* WRITTEN EXERCISE *
Only lines with the string "Selective" matter here; gather them from the material below.
++++ STORED ROWS
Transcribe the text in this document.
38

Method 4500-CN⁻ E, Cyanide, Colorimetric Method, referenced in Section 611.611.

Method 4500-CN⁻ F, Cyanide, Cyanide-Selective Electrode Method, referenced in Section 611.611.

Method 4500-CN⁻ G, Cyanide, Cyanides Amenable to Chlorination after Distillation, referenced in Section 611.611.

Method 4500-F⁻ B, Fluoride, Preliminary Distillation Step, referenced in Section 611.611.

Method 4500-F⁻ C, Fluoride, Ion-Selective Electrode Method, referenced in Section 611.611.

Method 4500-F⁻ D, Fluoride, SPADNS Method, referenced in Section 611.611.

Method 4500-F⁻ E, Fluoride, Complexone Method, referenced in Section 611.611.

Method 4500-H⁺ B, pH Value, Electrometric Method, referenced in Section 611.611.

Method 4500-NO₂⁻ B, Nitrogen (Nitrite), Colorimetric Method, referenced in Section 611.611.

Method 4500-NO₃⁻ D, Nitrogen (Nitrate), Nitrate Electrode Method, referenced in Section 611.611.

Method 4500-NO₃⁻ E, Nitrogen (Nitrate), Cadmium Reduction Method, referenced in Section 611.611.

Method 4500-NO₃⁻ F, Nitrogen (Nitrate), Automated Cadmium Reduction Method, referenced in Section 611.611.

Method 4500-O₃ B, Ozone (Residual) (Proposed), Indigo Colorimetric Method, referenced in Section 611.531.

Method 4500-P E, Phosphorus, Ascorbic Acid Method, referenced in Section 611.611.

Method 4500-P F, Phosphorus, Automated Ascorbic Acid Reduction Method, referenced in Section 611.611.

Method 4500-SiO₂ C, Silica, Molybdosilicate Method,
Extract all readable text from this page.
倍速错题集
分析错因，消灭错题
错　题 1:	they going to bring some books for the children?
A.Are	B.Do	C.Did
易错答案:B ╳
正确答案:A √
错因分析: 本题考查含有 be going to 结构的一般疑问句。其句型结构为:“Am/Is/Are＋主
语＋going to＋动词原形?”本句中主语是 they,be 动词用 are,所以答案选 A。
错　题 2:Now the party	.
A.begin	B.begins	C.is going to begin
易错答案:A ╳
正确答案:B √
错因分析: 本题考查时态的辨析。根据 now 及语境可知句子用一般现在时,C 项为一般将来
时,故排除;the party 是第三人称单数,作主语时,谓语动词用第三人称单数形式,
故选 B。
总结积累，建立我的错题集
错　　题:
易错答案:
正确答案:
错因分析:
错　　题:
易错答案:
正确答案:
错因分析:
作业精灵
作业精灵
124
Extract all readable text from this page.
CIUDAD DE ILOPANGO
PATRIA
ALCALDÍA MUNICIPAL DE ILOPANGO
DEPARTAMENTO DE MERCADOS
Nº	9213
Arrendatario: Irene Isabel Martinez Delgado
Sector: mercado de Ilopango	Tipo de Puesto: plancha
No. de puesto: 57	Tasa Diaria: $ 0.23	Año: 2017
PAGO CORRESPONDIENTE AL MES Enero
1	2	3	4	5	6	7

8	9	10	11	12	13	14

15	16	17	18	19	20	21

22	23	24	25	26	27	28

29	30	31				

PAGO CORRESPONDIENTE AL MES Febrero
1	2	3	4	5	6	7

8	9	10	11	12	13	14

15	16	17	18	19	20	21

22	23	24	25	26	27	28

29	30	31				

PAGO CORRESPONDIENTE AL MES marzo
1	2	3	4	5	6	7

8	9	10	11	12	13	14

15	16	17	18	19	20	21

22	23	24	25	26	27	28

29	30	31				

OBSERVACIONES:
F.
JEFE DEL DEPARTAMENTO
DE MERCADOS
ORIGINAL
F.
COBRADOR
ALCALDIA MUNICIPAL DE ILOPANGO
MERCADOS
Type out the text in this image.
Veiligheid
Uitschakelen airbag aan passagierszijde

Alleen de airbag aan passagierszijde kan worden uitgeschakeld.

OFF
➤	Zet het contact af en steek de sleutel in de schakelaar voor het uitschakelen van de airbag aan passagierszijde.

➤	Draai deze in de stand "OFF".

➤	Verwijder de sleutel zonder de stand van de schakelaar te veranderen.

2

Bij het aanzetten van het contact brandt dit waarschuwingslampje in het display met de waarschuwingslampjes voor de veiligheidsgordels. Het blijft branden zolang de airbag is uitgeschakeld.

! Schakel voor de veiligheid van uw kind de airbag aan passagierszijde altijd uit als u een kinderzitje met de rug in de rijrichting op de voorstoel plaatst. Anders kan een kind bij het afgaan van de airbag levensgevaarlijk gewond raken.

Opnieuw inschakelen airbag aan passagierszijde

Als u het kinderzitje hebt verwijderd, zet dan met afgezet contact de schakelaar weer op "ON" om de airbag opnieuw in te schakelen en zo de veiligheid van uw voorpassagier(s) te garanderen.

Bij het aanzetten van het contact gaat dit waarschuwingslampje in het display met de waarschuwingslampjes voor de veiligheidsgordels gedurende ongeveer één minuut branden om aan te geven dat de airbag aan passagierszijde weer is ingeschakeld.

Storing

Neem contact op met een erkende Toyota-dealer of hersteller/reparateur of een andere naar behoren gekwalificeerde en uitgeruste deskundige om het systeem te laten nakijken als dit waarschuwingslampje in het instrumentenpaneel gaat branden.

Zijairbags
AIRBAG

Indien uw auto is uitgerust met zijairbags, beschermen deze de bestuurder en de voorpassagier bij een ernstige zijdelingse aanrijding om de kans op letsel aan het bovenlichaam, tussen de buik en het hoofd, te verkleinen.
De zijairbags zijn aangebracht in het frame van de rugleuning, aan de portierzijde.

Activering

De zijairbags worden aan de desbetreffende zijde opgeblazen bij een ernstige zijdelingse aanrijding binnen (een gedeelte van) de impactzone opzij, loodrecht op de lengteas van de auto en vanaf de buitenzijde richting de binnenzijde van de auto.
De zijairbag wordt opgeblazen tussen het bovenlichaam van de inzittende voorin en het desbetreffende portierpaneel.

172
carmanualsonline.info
++++++++
* RESPONSE *
Method 4500-CN⁻ F, Cyanide, Cyanide-Selective Electrode Method, referenced in Section 611.611.
Method 4500-F⁻ C, Fluoride, Ion-Selective Electrode Method, referenced in Section 611.611.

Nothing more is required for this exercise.